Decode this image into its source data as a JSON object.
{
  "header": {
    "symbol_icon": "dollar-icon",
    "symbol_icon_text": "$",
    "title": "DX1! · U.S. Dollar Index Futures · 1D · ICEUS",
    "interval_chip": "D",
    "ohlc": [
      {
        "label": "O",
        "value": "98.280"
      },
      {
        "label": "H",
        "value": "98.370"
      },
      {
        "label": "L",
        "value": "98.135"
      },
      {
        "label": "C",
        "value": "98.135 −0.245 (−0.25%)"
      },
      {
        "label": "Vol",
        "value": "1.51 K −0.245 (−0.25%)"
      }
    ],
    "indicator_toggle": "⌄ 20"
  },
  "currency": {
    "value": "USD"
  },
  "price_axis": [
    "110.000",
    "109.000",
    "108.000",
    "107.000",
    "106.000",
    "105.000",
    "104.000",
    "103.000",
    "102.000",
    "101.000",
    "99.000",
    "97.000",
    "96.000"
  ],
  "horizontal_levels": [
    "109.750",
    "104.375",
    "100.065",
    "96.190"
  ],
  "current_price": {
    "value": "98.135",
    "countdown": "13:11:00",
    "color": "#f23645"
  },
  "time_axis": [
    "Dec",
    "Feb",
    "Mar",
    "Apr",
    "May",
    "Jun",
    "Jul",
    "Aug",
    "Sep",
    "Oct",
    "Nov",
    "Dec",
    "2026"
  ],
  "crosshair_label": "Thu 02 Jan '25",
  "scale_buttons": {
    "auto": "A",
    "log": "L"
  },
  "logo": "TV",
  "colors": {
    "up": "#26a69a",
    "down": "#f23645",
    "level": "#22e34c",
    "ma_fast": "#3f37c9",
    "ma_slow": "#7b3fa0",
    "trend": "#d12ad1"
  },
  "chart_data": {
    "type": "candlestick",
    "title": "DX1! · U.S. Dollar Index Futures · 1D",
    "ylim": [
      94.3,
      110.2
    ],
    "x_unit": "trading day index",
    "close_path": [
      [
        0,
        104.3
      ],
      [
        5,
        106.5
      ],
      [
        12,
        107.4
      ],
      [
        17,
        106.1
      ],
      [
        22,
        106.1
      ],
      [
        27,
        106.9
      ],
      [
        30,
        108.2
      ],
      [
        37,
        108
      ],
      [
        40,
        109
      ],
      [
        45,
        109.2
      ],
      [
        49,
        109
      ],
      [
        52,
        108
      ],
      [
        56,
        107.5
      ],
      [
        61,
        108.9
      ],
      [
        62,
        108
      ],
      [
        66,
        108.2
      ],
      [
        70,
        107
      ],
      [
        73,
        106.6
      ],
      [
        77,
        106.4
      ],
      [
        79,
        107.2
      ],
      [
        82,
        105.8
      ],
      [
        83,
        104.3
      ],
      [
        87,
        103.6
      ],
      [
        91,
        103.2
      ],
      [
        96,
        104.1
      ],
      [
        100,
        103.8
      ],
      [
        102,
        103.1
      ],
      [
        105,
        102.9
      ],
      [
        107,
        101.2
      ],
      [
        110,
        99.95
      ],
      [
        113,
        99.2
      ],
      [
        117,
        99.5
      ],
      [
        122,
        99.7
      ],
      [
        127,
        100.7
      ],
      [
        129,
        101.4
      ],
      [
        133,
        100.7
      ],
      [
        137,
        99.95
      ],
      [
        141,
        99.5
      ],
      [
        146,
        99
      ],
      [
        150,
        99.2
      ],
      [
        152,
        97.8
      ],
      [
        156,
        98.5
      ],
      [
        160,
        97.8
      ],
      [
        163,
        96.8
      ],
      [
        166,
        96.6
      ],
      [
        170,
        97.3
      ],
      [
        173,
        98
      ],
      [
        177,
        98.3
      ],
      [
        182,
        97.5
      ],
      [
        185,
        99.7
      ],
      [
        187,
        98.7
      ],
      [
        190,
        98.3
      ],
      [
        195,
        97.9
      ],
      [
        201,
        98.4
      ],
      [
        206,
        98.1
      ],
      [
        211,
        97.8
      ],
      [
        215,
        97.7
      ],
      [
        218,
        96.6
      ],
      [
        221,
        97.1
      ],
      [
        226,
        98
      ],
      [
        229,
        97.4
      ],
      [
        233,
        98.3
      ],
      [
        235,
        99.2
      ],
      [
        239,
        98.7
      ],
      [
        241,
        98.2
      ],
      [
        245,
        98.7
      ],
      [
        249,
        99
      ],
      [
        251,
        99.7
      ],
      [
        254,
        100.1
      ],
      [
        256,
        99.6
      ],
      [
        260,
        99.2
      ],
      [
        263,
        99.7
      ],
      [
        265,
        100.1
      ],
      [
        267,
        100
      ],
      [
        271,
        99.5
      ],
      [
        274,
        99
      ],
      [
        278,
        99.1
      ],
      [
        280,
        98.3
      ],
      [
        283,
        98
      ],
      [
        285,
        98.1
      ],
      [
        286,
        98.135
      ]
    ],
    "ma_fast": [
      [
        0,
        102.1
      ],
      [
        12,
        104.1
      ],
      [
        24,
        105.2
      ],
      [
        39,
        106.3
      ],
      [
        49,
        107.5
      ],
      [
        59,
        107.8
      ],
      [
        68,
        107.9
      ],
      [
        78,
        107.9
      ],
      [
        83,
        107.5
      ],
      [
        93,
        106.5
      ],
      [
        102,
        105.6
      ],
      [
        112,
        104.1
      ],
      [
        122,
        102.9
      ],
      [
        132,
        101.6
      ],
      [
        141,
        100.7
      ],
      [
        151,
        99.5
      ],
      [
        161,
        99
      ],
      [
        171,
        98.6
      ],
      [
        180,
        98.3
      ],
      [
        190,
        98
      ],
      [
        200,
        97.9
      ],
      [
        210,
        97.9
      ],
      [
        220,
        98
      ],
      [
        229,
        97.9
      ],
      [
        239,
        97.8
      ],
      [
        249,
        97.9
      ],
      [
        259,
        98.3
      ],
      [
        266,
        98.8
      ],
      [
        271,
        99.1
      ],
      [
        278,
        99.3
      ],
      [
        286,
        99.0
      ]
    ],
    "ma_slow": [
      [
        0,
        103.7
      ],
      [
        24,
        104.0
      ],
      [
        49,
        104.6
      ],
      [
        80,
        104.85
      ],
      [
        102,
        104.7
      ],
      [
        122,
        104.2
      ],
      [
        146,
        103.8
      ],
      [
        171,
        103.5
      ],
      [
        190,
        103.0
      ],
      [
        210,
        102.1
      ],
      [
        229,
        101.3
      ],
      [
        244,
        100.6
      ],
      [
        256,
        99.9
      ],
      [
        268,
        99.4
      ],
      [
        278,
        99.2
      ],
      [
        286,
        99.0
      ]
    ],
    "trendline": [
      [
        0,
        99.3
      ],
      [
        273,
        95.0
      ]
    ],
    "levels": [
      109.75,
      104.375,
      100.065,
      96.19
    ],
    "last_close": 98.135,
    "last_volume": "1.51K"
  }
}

> Work required
Report each line in the preceding entries that holds the string "value".

> Output of the exercise
        "value": "98.280"
        "value": "98.370"
        "value": "98.135"
        "value": "98.135 −0.245 (−0.25%)"
        "value": "1.51 K −0.245 (−0.25%)"
    "value": "USD"
    "value": "98.135",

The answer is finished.